* _Text excerpt_
Question

Instantaneous velocity of an object (starting from origin) varies with time as $v=\alpha -\beta t^2$(where $\alpha$ and $\beta$ are positive constants). If $x$ and $a$ are the position and acceleration of the object as a function of time. Then,

• A. $x=\alpha t-\frac{1}{3}\beta t^3$
• B. $x=\alpha t-\frac{1}{2}\beta t^2$
• C. $\alpha =-\beta t$
• D. Maximum positive displacement from origin $=\frac{2\alpha }{3}\sqrt{\frac{\alpha }{\beta }}$

Answer 1

Answer: (A), (D)

Maximum positive displacement from origin $=\frac{2\alpha }{3}\sqrt{\frac{\alpha }{\beta }}$

Acceleration of the object is given as
$a=\frac{dv}{dt}=\frac{d}{dt}(\alpha -\beta t^2)=-2\beta t$
For displacement we use
$v=\frac{dx}{dt}=\alpha -\beta t^2......\text{(i)}$
Integrating with proper limits, we get
$\underset{0}{\overset{x}{\int }}dx=\underset{0}{\overset{t}{\int }}(\alpha -\beta t^2)$
Or $x=\alpha t-\frac{1}{3}\beta t^3......\text{(ii)}$
At $t=0,v=\alpha$
Velocity is positive in the beginning and acceleration is negative, so the velocity will keep on decreasing until it becomes $0$ and then it reverses its direction.

* _Required tasks_
1/ Reproduce a passage from the kinematics problem, from "Instantaneous velocity of" up to and including "Answer: (A), (D)".
2/ Answer the following from the kinematics problem:
(a) How does the problem describe the constants α and β?
(b) According to the solution, what is the velocity at t = 0?
(c) Which options does the solution give as correct?
3/ Translate this sentence from the kinematics problem into Spanish: "Velocity is positive in the beginning and acceleration is negative, so the velocity will keep on decreasing until it becomes 0 and then it reverses its direction."

* _Dataset excerpt_
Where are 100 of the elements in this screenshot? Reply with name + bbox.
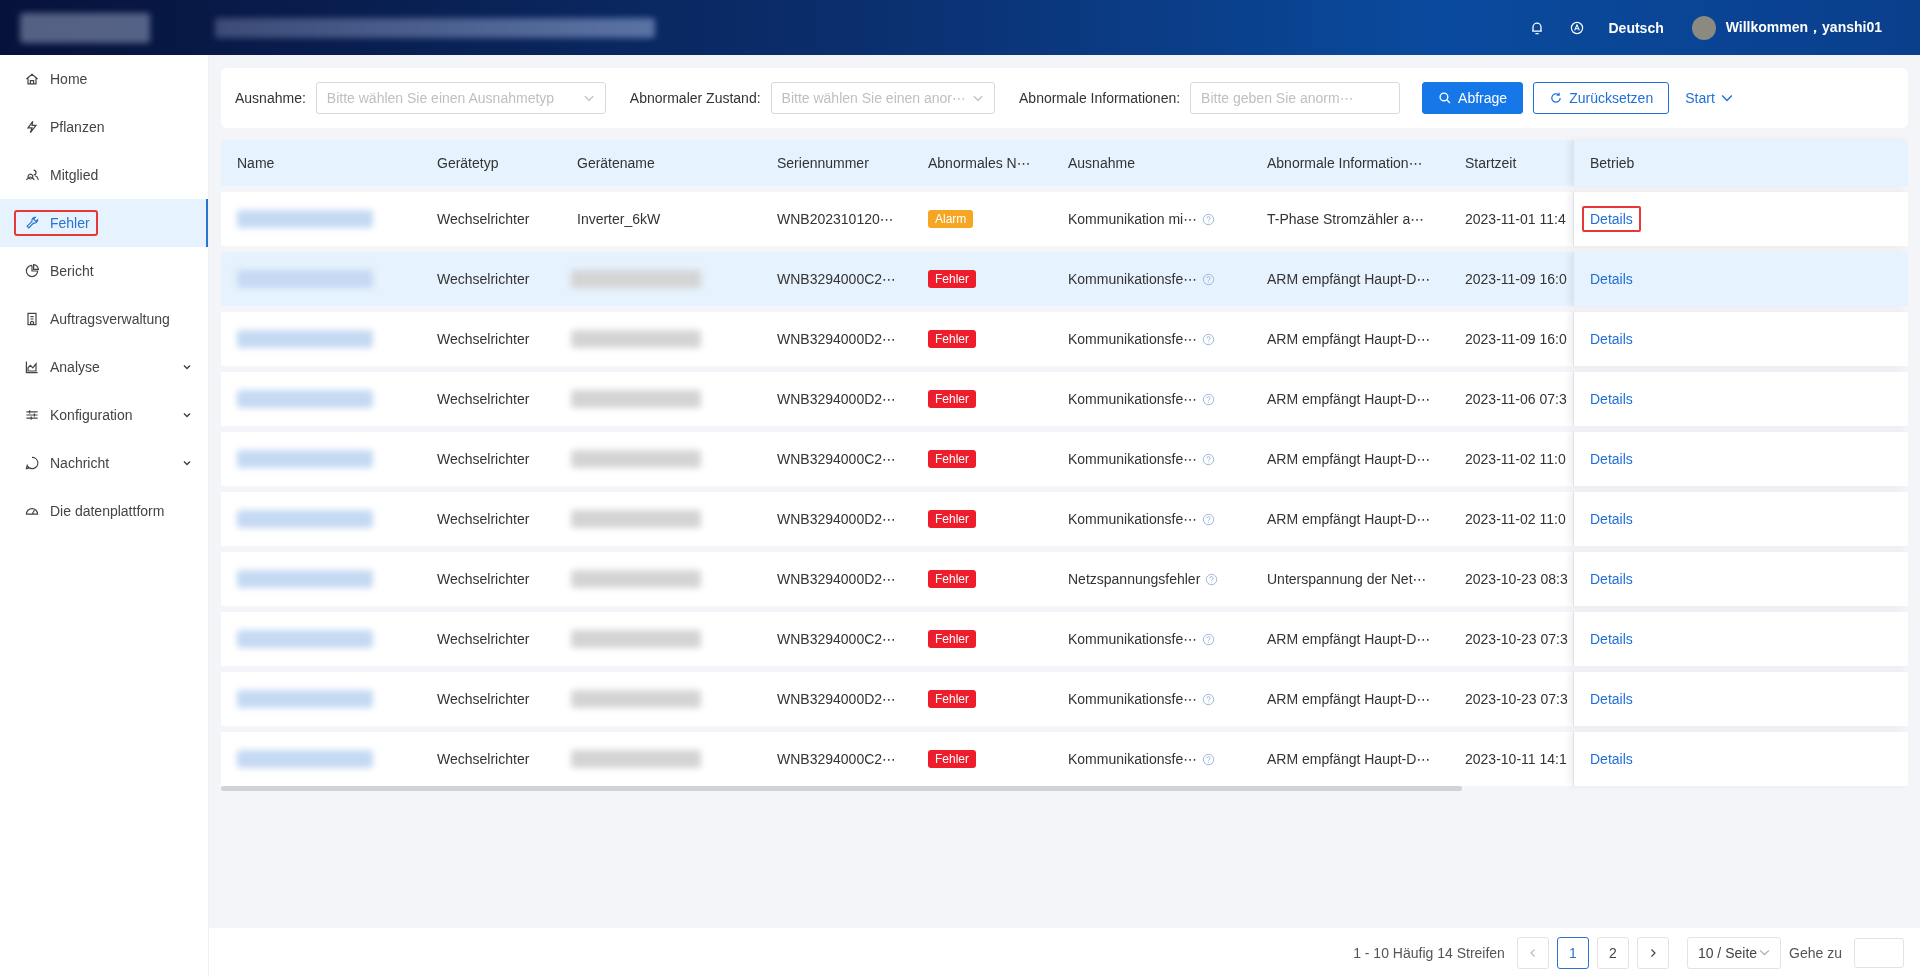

* _Final results_
1/
Instantaneous velocity of an object (starting from origin) varies with time as $v=\alpha -\beta t^2$(where $\alpha$ and $\beta$ are positive constants). If $x$ and $a$ are the position and acceleration of the object as a function of time. Then,

• A. $x=\alpha t-\frac{1}{3}\beta t^3$
• B. $x=\alpha t-\frac{1}{2}\beta t^2$
• C. $\alpha =-\beta t$
• D. Maximum positive displacement from origin $=\frac{2\alpha }{3}\sqrt{\frac{\alpha }{\beta }}$

Answer 1

Answer: (A), (D)

2/
(a) They are positive constants.
(b) The velocity is α.
(c) Options (A) and (D).

3/ La velocidad es positiva al principio y la aceleración es negativa, por lo que la velocidad seguirá disminuyendo hasta llegar a 0 y luego invertirá su dirección.